■ **SET EXERCISE**
Copy out every line that contains "sredstva".

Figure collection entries
=====

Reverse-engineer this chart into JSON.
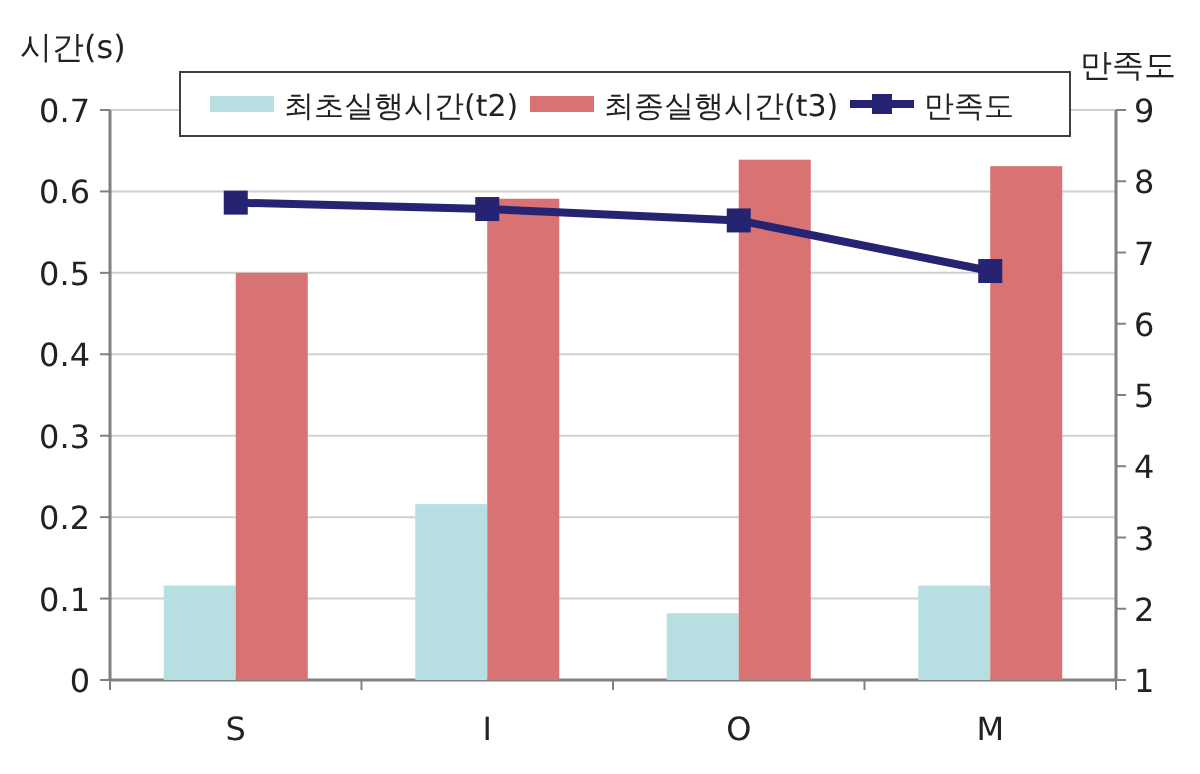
{
  "chart_data": {
    "type": "bar",
    "ylabel": "시간(s)",
    "y2label": "만족도",
    "categories": [
      "S",
      "I",
      "O",
      "M"
    ],
    "series": [
      {
        "name": "최초실행시간(t2)",
        "color": "#b7dfe2",
        "values": [
          0.116,
          0.216,
          0.082,
          0.116
        ]
      },
      {
        "name": "최종실행시간(t3)",
        "color": "#d87273",
        "values": [
          0.5,
          0.591,
          0.639,
          0.631
        ]
      },
      {
        "name": "만족도",
        "type": "line",
        "axis": "y2",
        "color": "#262472",
        "marker": "square",
        "values": [
          7.7,
          7.61,
          7.45,
          6.74
        ]
      }
    ],
    "ylim": [
      0,
      0.7
    ],
    "yticks": [
      0,
      0.1,
      0.2,
      0.3,
      0.4,
      0.5,
      0.6,
      0.7
    ],
    "y2lim": [
      1,
      9
    ],
    "y2ticks": [
      1,
      2,
      3,
      4,
      5,
      6,
      7,
      8,
      9
    ],
    "grid": "y",
    "legend": "top"
  }
}
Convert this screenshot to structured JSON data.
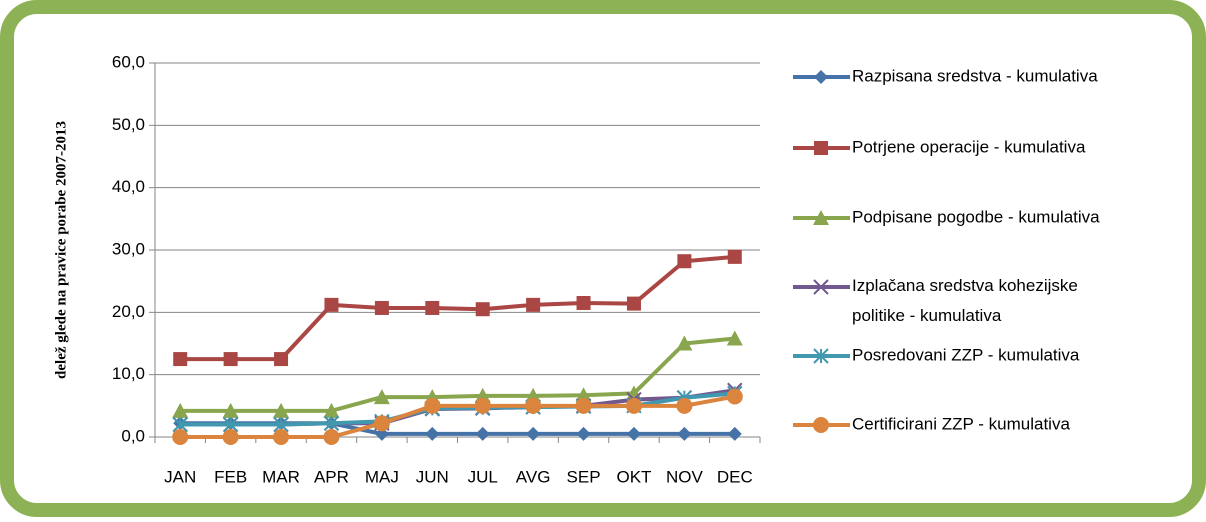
{
  "chart_data": {
    "type": "line",
    "y_label": "delež glede na pravice porabe 2007-2013",
    "categories": [
      "JAN",
      "FEB",
      "MAR",
      "APR",
      "MAJ",
      "JUN",
      "JUL",
      "AVG",
      "SEP",
      "OKT",
      "NOV",
      "DEC"
    ],
    "ylim": [
      0,
      60
    ],
    "yticks": [
      {
        "value": 0,
        "label": "0,0"
      },
      {
        "value": 10,
        "label": "10,0"
      },
      {
        "value": 20,
        "label": "20,0"
      },
      {
        "value": 30,
        "label": "30,0"
      },
      {
        "value": 40,
        "label": "40,0"
      },
      {
        "value": 50,
        "label": "50,0"
      },
      {
        "value": 60,
        "label": "60,0"
      }
    ],
    "grid": true,
    "legend": "right",
    "series": [
      {
        "name": "Razpisana sredstva - kumulativa",
        "color": "#4572a7",
        "marker": "diamond",
        "values": [
          2.2,
          2.2,
          2.2,
          2.2,
          0.5,
          0.5,
          0.5,
          0.5,
          0.5,
          0.5,
          0.5,
          0.5
        ]
      },
      {
        "name": "Potrjene operacije - kumulativa",
        "color": "#aa4643",
        "marker": "square",
        "values": [
          12.5,
          12.5,
          12.5,
          21.2,
          20.7,
          20.7,
          20.5,
          21.2,
          21.5,
          21.4,
          28.2,
          28.9
        ]
      },
      {
        "name": "Podpisane pogodbe - kumulativa",
        "color": "#89a54e",
        "marker": "triangle",
        "values": [
          4.2,
          4.2,
          4.2,
          4.2,
          6.4,
          6.4,
          6.6,
          6.6,
          6.7,
          7.0,
          15.0,
          15.8
        ]
      },
      {
        "name": "Izplačana sredstva kohezijske politike - kumulativa",
        "color": "#71588f",
        "marker": "x",
        "values": [
          2.0,
          2.0,
          2.0,
          2.2,
          2.2,
          4.5,
          4.6,
          4.8,
          5.0,
          6.0,
          6.3,
          7.5
        ]
      },
      {
        "name": "Posredovani ZZP - kumulativa",
        "color": "#4198af",
        "marker": "star",
        "values": [
          2.0,
          2.0,
          2.0,
          2.2,
          2.5,
          4.6,
          4.7,
          4.8,
          4.9,
          5.0,
          6.3,
          7.0
        ]
      },
      {
        "name": "Certificirani ZZP - kumulativa",
        "color": "#db843d",
        "marker": "circle",
        "values": [
          0,
          0,
          0,
          0,
          2.2,
          5.0,
          5.0,
          5.0,
          5.0,
          5.0,
          5.0,
          6.5
        ]
      }
    ]
  }
}
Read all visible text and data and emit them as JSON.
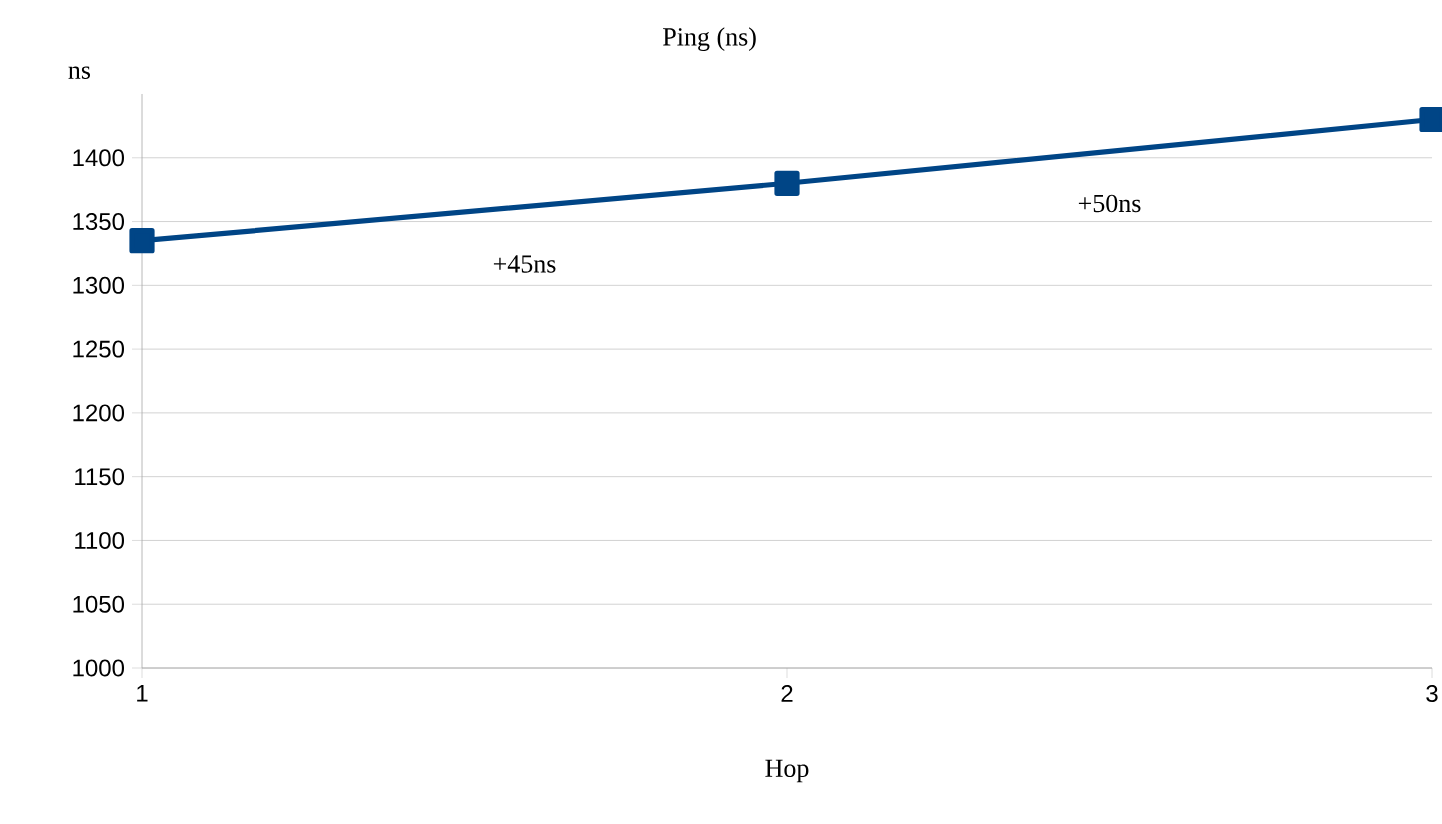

=====

■ **EXERCISE RESULT**
        "name": "Razpisana sredstva - kumulativa",
        "name": "Izplačana sredstva kohezijske politike - kumulativa",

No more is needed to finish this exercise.